● **Stated task**
Which lines contain the string "value"? Please list every one of them.

====================

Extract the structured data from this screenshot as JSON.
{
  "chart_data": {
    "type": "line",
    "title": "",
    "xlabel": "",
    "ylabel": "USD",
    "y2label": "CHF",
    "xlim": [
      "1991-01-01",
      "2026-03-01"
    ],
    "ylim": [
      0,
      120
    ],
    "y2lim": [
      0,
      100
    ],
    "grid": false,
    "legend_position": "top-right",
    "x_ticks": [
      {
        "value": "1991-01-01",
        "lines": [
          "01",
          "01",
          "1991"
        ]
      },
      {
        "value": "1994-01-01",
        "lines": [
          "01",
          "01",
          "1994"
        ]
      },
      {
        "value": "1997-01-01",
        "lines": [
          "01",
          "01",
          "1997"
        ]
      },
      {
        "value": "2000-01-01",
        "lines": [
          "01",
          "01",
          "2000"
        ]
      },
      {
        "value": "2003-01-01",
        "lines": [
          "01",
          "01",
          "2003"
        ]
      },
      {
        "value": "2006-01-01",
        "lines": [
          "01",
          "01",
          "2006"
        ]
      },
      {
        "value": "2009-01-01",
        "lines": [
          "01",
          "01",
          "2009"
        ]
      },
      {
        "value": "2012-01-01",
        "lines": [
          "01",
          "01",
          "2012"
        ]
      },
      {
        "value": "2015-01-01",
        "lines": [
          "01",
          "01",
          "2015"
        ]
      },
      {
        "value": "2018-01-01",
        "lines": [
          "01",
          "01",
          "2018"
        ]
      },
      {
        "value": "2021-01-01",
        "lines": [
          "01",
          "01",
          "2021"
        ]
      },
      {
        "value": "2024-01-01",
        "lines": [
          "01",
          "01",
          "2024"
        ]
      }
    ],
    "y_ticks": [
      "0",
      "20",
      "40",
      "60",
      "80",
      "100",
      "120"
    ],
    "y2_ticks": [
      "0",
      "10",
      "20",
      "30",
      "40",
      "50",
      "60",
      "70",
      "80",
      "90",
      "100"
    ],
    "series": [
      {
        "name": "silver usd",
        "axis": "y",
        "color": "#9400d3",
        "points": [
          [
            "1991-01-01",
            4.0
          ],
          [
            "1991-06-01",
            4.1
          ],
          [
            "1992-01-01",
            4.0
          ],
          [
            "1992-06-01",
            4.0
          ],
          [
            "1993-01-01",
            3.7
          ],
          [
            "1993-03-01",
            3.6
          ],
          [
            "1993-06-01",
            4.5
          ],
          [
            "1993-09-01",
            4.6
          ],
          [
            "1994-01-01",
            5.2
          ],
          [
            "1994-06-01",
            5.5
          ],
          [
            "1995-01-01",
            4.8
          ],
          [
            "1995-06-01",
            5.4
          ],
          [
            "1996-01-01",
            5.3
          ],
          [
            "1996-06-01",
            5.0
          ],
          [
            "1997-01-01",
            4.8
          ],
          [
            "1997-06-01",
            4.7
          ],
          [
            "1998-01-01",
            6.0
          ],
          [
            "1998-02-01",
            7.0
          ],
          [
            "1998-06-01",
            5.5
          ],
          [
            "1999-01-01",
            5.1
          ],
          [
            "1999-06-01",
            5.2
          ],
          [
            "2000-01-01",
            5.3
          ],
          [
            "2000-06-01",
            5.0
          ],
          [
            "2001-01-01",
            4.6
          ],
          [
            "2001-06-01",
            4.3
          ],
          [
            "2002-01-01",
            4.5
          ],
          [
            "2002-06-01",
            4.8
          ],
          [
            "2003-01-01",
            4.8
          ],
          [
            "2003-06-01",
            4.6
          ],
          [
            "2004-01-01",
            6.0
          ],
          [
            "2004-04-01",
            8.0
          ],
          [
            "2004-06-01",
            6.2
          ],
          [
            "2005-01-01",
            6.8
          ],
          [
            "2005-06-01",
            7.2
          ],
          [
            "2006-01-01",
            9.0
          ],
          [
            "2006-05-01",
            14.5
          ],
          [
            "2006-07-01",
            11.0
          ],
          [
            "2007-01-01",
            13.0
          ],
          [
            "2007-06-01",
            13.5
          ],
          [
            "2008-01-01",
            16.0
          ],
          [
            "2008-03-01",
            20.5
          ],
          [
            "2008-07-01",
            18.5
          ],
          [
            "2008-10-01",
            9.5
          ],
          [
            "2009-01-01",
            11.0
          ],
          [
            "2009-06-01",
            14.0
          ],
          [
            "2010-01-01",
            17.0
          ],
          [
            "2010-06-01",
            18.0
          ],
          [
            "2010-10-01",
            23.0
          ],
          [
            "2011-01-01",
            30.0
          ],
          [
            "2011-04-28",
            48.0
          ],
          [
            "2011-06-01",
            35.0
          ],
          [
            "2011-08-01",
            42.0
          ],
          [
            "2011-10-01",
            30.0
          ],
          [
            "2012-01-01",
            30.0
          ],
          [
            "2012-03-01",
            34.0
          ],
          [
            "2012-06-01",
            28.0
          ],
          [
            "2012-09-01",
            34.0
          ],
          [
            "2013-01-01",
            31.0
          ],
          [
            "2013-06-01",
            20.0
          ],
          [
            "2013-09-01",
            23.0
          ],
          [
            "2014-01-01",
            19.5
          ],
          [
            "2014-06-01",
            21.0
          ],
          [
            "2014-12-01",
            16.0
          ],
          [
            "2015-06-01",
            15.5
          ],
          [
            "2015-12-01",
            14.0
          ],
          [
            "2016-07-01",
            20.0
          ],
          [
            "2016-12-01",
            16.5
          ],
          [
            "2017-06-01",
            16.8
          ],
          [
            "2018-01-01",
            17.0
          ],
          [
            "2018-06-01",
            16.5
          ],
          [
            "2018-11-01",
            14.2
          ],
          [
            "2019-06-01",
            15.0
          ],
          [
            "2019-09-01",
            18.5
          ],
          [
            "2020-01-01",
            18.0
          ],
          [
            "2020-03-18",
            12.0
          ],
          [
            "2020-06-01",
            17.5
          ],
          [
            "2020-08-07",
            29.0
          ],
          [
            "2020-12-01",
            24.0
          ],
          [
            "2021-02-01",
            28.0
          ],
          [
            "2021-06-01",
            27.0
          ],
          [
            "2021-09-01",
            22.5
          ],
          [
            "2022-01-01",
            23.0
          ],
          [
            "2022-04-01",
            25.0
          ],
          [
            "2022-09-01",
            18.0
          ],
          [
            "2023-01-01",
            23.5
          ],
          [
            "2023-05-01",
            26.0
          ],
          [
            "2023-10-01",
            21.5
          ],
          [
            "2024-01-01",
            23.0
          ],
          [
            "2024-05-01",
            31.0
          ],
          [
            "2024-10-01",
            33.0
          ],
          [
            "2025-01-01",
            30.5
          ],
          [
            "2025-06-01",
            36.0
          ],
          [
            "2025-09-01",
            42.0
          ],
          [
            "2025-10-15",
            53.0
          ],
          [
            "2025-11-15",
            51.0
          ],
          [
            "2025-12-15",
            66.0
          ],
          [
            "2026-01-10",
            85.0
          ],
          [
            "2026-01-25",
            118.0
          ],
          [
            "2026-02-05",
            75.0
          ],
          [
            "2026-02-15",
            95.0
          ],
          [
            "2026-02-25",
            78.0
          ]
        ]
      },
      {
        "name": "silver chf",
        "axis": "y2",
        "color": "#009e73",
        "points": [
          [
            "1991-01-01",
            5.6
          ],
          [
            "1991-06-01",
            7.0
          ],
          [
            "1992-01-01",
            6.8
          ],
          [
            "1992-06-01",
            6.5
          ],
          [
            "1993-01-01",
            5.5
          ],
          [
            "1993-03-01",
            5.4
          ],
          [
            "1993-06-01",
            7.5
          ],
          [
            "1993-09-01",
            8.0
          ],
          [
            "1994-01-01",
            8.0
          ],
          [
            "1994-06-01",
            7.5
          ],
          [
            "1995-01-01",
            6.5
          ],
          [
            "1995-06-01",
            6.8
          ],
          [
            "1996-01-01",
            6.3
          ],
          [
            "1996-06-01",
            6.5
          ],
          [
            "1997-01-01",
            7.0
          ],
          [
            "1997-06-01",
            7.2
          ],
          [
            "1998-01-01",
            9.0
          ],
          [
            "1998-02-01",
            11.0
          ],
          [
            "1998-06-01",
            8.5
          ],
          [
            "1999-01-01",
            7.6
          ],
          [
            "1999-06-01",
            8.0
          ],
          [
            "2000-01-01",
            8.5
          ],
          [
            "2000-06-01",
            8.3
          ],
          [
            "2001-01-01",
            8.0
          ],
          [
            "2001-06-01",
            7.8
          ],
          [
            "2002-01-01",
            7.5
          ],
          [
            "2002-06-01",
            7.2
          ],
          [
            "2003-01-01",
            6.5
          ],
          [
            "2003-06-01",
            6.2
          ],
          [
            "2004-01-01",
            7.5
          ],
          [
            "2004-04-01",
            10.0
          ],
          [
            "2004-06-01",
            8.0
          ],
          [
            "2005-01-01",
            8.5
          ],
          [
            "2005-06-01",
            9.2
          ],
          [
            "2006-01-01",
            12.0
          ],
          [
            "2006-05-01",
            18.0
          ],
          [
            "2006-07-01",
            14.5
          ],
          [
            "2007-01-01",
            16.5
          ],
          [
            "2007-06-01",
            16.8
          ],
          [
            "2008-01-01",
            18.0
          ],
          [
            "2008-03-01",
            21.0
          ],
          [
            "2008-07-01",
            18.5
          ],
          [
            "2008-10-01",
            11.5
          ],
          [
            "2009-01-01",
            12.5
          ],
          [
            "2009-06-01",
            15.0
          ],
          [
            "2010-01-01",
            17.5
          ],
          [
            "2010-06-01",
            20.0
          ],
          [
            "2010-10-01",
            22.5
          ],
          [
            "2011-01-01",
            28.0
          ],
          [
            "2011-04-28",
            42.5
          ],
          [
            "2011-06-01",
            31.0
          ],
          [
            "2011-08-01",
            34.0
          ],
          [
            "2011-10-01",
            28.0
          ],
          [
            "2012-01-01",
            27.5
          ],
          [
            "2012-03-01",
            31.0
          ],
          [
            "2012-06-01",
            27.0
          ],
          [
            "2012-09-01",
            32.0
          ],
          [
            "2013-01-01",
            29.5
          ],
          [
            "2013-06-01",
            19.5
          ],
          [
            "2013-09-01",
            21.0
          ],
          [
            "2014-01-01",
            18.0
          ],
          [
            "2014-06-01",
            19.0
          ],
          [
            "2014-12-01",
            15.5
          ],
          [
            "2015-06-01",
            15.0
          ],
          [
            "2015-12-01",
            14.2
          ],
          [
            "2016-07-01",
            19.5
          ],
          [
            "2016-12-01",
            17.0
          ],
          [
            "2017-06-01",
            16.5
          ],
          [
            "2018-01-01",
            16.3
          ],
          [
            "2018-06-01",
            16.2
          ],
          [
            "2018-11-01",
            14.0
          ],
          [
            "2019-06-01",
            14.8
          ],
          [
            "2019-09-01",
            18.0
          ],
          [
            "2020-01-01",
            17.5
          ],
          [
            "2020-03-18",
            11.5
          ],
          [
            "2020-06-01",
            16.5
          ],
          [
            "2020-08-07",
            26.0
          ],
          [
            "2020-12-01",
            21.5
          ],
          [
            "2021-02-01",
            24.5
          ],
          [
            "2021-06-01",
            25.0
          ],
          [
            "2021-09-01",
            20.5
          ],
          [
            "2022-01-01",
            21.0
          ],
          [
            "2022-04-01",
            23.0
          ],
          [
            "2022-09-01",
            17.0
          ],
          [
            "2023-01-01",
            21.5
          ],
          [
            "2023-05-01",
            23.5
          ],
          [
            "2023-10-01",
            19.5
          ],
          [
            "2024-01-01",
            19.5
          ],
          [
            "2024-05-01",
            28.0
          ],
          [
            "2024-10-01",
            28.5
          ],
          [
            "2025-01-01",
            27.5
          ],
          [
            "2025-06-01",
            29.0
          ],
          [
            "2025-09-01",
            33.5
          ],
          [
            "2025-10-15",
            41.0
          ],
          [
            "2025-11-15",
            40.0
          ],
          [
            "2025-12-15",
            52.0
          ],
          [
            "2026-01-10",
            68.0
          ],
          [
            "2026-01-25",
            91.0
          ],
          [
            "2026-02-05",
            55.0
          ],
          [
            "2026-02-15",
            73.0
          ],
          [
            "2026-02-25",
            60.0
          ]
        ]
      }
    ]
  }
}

====================

● **Output below**
        "value": "1991-01-01",
        "value": "1994-01-01",
        "value": "1997-01-01",
        "value": "2000-01-01",
        "value": "2003-01-01",
        "value": "2006-01-01",
        "value": "2009-01-01",
        "value": "2012-01-01",
        "value": "2015-01-01",
        "value": "2018-01-01",
        "value": "2021-01-01",
        "value": "2024-01-01",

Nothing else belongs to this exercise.